PROBLEM TO SOLVE:
Extract the full listing below without altering a single character.

—————

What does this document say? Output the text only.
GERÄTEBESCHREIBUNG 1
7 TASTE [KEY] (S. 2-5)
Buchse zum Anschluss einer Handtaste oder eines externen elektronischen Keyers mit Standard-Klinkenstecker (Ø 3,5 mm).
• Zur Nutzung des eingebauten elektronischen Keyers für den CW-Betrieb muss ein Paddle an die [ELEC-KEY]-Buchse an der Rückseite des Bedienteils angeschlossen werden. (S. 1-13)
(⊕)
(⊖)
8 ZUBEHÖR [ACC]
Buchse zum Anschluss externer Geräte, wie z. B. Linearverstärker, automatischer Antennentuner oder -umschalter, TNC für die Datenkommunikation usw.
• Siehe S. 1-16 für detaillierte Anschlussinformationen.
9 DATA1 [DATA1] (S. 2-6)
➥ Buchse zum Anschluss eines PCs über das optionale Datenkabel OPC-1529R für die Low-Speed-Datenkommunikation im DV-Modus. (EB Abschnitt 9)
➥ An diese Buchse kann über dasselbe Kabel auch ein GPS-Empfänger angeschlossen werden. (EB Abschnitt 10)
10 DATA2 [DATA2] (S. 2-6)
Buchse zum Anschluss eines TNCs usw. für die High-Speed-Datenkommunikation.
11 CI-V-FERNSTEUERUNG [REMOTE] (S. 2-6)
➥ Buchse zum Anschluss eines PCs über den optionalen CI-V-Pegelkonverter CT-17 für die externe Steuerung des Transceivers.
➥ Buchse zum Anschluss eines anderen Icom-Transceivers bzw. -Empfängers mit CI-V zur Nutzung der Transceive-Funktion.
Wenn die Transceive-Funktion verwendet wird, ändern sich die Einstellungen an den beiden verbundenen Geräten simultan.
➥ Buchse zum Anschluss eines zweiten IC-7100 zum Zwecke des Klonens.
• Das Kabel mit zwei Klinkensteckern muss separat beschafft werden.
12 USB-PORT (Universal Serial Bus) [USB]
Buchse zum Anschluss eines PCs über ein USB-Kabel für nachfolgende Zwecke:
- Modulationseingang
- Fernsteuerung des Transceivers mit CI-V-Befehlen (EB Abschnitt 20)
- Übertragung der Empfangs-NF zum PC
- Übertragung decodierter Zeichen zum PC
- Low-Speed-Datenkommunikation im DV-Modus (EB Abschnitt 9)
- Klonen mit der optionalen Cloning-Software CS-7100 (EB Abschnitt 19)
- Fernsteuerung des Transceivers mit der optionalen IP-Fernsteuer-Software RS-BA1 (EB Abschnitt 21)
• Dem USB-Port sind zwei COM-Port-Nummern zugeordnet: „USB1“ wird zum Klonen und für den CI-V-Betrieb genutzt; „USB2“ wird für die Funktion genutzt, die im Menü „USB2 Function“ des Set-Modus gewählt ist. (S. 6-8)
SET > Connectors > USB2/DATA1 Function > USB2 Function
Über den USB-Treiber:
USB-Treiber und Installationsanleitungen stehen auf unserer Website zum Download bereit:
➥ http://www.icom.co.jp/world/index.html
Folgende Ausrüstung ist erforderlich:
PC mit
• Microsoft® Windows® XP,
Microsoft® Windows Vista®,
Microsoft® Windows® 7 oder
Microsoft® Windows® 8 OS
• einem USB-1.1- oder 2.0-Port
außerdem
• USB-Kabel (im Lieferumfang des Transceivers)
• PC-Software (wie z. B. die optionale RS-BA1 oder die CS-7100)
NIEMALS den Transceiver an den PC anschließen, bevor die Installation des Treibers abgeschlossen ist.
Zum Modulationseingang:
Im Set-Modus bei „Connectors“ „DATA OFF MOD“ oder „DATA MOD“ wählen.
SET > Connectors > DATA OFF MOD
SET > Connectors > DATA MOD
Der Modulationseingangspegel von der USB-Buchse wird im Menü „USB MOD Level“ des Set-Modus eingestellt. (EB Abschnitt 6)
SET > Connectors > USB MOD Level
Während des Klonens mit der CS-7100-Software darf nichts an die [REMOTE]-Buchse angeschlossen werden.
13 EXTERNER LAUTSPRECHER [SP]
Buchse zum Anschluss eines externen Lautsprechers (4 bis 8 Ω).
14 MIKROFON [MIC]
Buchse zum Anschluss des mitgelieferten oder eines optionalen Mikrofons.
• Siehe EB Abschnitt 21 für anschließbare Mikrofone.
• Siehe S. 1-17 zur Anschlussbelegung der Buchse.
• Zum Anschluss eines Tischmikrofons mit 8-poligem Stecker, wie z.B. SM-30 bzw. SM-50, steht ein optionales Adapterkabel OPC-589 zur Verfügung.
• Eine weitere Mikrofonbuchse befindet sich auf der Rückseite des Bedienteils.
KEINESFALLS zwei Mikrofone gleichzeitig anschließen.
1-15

—————

IN RESPONSE:
What does this document say? Output the text only.
GERÄTEBESCHREIBUNG 1
7 TASTE [KEY] (S. 2-5)
Buchse zum Anschluss einer Handtaste oder eines externen elektronischen Keyers mit Standard-Klinkenstecker (Ø 3,5 mm).
• Zur Nutzung des eingebauten elektronischen Keyers für den CW-Betrieb muss ein Paddle an die [ELEC-KEY]-Buchse an der Rückseite des Bedienteils angeschlossen werden. (S. 1-13)
(⊕)
(⊖)
8 ZUBEHÖR [ACC]
Buchse zum Anschluss externer Geräte, wie z. B. Linearverstärker, automatischer Antennentuner oder -umschalter, TNC für die Datenkommunikation usw.
• Siehe S. 1-16 für detaillierte Anschlussinformationen.
9 DATA1 [DATA1] (S. 2-6)
➥ Buchse zum Anschluss eines PCs über das optionale Datenkabel OPC-1529R für die Low-Speed-Datenkommunikation im DV-Modus. (EB Abschnitt 9)
➥ An diese Buchse kann über dasselbe Kabel auch ein GPS-Empfänger angeschlossen werden. (EB Abschnitt 10)
10 DATA2 [DATA2] (S. 2-6)
Buchse zum Anschluss eines TNCs usw. für die High-Speed-Datenkommunikation.
11 CI-V-FERNSTEUERUNG [REMOTE] (S. 2-6)
➥ Buchse zum Anschluss eines PCs über den optionalen CI-V-Pegelkonverter CT-17 für die externe Steuerung des Transceivers.
➥ Buchse zum Anschluss eines anderen Icom-Transceivers bzw. -Empfängers mit CI-V zur Nutzung der Transceive-Funktion.
Wenn die Transceive-Funktion verwendet wird, ändern sich die Einstellungen an den beiden verbundenen Geräten simultan.
➥ Buchse zum Anschluss eines zweiten IC-7100 zum Zwecke des Klonens.
• Das Kabel mit zwei Klinkensteckern muss separat beschafft werden.
12 USB-PORT (Universal Serial Bus) [USB]
Buchse zum Anschluss eines PCs über ein USB-Kabel für nachfolgende Zwecke:
- Modulationseingang
- Fernsteuerung des Transceivers mit CI-V-Befehlen (EB Abschnitt 20)
- Übertragung der Empfangs-NF zum PC
- Übertragung decodierter Zeichen zum PC
- Low-Speed-Datenkommunikation im DV-Modus (EB Abschnitt 9)
- Klonen mit der optionalen Cloning-Software CS-7100 (EB Abschnitt 19)
- Fernsteuerung des Transceivers mit der optionalen IP-Fernsteuer-Software RS-BA1 (EB Abschnitt 21)
• Dem USB-Port sind zwei COM-Port-Nummern zugeordnet: „USB1“ wird zum Klonen und für den CI-V-Betrieb genutzt; „USB2“ wird für die Funktion genutzt, die im Menü „USB2 Function“ des Set-Modus gewählt ist. (S. 6-8)
SET > Connectors > USB2/DATA1 Function > USB2 Function
Über den USB-Treiber:
USB-Treiber und Installationsanleitungen stehen auf unserer Website zum Download bereit:
➥ http://www.icom.co.jp/world/index.html
Folgende Ausrüstung ist erforderlich:
PC mit
• Microsoft® Windows® XP,
Microsoft® Windows Vista®,
Microsoft® Windows® 7 oder
Microsoft® Windows® 8 OS
• einem USB-1.1- oder 2.0-Port
außerdem
• USB-Kabel (im Lieferumfang des Transceivers)
• PC-Software (wie z. B. die optionale RS-BA1 oder die CS-7100)
NIEMALS den Transceiver an den PC anschließen, bevor die Installation des Treibers abgeschlossen ist.
Zum Modulationseingang:
Im Set-Modus bei „Connectors“ „DATA OFF MOD“ oder „DATA MOD“ wählen.
SET > Connectors > DATA OFF MOD
SET > Connectors > DATA MOD
Der Modulationseingangspegel von der USB-Buchse wird im Menü „USB MOD Level“ des Set-Modus eingestellt. (EB Abschnitt 6)
SET > Connectors > USB MOD Level
Während des Klonens mit der CS-7100-Software darf nichts an die [REMOTE]-Buchse angeschlossen werden.
13 EXTERNER LAUTSPRECHER [SP]
Buchse zum Anschluss eines externen Lautsprechers (4 bis 8 Ω).
14 MIKROFON [MIC]
Buchse zum Anschluss des mitgelieferten oder eines optionalen Mikrofons.
• Siehe EB Abschnitt 21 für anschließbare Mikrofone.
• Siehe S. 1-17 zur Anschlussbelegung der Buchse.
• Zum Anschluss eines Tischmikrofons mit 8-poligem Stecker, wie z.B. SM-30 bzw. SM-50, steht ein optionales Adapterkabel OPC-589 zur Verfügung.
• Eine weitere Mikrofonbuchse befindet sich auf der Rückseite des Bedienteils.
KEINESFALLS zwei Mikrofone gleichzeitig anschließen.
1-15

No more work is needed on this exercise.